- Dataset records
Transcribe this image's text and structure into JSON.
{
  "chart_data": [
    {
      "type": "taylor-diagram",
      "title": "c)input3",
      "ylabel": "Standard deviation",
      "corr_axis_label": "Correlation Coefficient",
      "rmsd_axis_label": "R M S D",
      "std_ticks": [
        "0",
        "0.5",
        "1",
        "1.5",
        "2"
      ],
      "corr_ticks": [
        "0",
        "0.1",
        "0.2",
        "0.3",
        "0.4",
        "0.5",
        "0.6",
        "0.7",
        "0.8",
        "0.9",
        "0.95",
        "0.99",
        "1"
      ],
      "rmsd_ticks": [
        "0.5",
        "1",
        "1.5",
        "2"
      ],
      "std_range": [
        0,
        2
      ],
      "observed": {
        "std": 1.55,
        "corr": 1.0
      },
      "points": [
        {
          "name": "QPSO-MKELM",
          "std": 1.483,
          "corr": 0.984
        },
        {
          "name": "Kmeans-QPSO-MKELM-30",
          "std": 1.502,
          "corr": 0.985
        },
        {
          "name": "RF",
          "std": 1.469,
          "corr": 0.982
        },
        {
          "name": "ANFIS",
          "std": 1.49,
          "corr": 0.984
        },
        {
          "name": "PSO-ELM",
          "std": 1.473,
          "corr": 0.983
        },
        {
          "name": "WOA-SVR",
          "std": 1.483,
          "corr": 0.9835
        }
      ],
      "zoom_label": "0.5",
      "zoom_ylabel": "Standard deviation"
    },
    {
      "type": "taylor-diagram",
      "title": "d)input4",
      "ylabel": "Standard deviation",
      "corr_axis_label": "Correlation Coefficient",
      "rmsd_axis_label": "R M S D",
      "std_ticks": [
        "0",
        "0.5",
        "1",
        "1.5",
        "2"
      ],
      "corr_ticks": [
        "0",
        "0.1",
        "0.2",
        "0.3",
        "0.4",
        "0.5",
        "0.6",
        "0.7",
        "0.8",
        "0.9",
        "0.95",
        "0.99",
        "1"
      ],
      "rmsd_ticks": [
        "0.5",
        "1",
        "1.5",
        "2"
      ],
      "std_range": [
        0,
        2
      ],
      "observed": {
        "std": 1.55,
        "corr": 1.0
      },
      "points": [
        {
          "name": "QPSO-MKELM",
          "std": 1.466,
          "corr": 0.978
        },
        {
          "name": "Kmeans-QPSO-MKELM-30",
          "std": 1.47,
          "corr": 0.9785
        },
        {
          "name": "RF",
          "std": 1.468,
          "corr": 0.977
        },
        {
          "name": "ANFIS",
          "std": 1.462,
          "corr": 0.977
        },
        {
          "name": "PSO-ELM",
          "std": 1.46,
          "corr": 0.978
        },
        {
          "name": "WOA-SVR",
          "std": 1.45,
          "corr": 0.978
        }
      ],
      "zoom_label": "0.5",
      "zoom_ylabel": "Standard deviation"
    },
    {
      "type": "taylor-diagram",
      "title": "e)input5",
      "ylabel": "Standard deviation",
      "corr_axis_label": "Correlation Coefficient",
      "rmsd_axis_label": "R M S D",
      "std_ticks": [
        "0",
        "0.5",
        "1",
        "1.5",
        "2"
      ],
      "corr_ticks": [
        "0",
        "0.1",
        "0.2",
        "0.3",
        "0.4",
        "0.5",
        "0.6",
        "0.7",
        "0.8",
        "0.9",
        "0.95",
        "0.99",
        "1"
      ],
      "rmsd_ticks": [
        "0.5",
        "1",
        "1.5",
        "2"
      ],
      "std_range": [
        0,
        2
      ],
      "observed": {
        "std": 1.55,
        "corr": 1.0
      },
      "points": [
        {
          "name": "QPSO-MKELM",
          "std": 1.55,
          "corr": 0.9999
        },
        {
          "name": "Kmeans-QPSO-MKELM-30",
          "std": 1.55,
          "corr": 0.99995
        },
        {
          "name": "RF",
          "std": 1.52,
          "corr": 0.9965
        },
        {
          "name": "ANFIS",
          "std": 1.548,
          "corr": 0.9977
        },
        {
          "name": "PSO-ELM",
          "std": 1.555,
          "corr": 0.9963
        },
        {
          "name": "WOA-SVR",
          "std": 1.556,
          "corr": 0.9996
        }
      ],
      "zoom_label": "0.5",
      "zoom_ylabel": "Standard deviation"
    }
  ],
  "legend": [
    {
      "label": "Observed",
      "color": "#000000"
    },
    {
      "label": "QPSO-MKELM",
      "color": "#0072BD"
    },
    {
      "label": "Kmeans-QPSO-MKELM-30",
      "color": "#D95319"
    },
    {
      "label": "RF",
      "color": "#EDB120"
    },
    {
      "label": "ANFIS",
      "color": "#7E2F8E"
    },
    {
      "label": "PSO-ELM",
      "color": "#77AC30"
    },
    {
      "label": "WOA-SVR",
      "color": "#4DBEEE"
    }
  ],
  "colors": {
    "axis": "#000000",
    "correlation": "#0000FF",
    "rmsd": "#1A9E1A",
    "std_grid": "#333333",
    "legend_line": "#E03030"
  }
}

- Task details
Restate the data above word for word.

- Exercise answer
Transcribe this image's text and structure into JSON.
{
  "chart_data": [
    {
      "type": "taylor-diagram",
      "title": "c)input3",
      "ylabel": "Standard deviation",
      "corr_axis_label": "Correlation Coefficient",
      "rmsd_axis_label": "R M S D",
      "std_ticks": [
        "0",
        "0.5",
        "1",
        "1.5",
        "2"
      ],
      "corr_ticks": [
        "0",
        "0.1",
        "0.2",
        "0.3",
        "0.4",
        "0.5",
        "0.6",
        "0.7",
        "0.8",
        "0.9",
        "0.95",
        "0.99",
        "1"
      ],
      "rmsd_ticks": [
        "0.5",
        "1",
        "1.5",
        "2"
      ],
      "std_range": [
        0,
        2
      ],
      "observed": {
        "std": 1.55,
        "corr": 1.0
      },
      "points": [
        {
          "name": "QPSO-MKELM",
          "std": 1.483,
          "corr": 0.984
        },
        {
          "name": "Kmeans-QPSO-MKELM-30",
          "std": 1.502,
          "corr": 0.985
        },
        {
          "name": "RF",
          "std": 1.469,
          "corr": 0.982
        },
        {
          "name": "ANFIS",
          "std": 1.49,
          "corr": 0.984
        },
        {
          "name": "PSO-ELM",
          "std": 1.473,
          "corr": 0.983
        },
        {
          "name": "WOA-SVR",
          "std": 1.483,
          "corr": 0.9835
        }
      ],
      "zoom_label": "0.5",
      "zoom_ylabel": "Standard deviation"
    },
    {
      "type": "taylor-diagram",
      "title": "d)input4",
      "ylabel": "Standard deviation",
      "corr_axis_label": "Correlation Coefficient",
      "rmsd_axis_label": "R M S D",
      "std_ticks": [
        "0",
        "0.5",
        "1",
        "1.5",
        "2"
      ],
      "corr_ticks": [
        "0",
        "0.1",
        "0.2",
        "0.3",
        "0.4",
        "0.5",
        "0.6",
        "0.7",
        "0.8",
        "0.9",
        "0.95",
        "0.99",
        "1"
      ],
      "rmsd_ticks": [
        "0.5",
        "1",
        "1.5",
        "2"
      ],
      "std_range": [
        0,
        2
      ],
      "observed": {
        "std": 1.55,
        "corr": 1.0
      },
      "points": [
        {
          "name": "QPSO-MKELM",
          "std": 1.466,
          "corr": 0.978
        },
        {
          "name": "Kmeans-QPSO-MKELM-30",
          "std": 1.47,
          "corr": 0.9785
        },
        {
          "name": "RF",
          "std": 1.468,
          "corr": 0.977
        },
        {
          "name": "ANFIS",
          "std": 1.462,
          "corr": 0.977
        },
        {
          "name": "PSO-ELM",
          "std": 1.46,
          "corr": 0.978
        },
        {
          "name": "WOA-SVR",
          "std": 1.45,
          "corr": 0.978
        }
      ],
      "zoom_label": "0.5",
      "zoom_ylabel": "Standard deviation"
    },
    {
      "type": "taylor-diagram",
      "title": "e)input5",
      "ylabel": "Standard deviation",
      "corr_axis_label": "Correlation Coefficient",
      "rmsd_axis_label": "R M S D",
      "std_ticks": [
        "0",
        "0.5",
        "1",
        "1.5",
        "2"
      ],
      "corr_ticks": [
        "0",
        "0.1",
        "0.2",
        "0.3",
        "0.4",
        "0.5",
        "0.6",
        "0.7",
        "0.8",
        "0.9",
        "0.95",
        "0.99",
        "1"
      ],
      "rmsd_ticks": [
        "0.5",
        "1",
        "1.5",
        "2"
      ],
      "std_range": [
        0,
        2
      ],
      "observed": {
        "std": 1.55,
        "corr": 1.0
      },
      "points": [
        {
          "name": "QPSO-MKELM",
          "std": 1.55,
          "corr": 0.9999
        },
        {
          "name": "Kmeans-QPSO-MKELM-30",
          "std": 1.55,
          "corr": 0.99995
        },
        {
          "name": "RF",
          "std": 1.52,
          "corr": 0.9965
        },
        {
          "name": "ANFIS",
          "std": 1.548,
          "corr": 0.9977
        },
        {
          "name": "PSO-ELM",
          "std": 1.555,
          "corr": 0.9963
        },
        {
          "name": "WOA-SVR",
          "std": 1.556,
          "corr": 0.9996
        }
      ],
      "zoom_label": "0.5",
      "zoom_ylabel": "Standard deviation"
    }
  ],
  "legend": [
    {
      "label": "Observed",
      "color": "#000000"
    },
    {
      "label": "QPSO-MKELM",
      "color": "#0072BD"
    },
    {
      "label": "Kmeans-QPSO-MKELM-30",
      "color": "#D95319"
    },
    {
      "label": "RF",
      "color": "#EDB120"
    },
    {
      "label": "ANFIS",
      "color": "#7E2F8E"
    },
    {
      "label": "PSO-ELM",
      "color": "#77AC30"
    },
    {
      "label": "WOA-SVR",
      "color": "#4DBEEE"
    }
  ],
  "colors": {
    "axis": "#000000",
    "correlation": "#0000FF",
    "rmsd": "#1A9E1A",
    "std_grid": "#333333",
    "legend_line": "#E03030"
  }
}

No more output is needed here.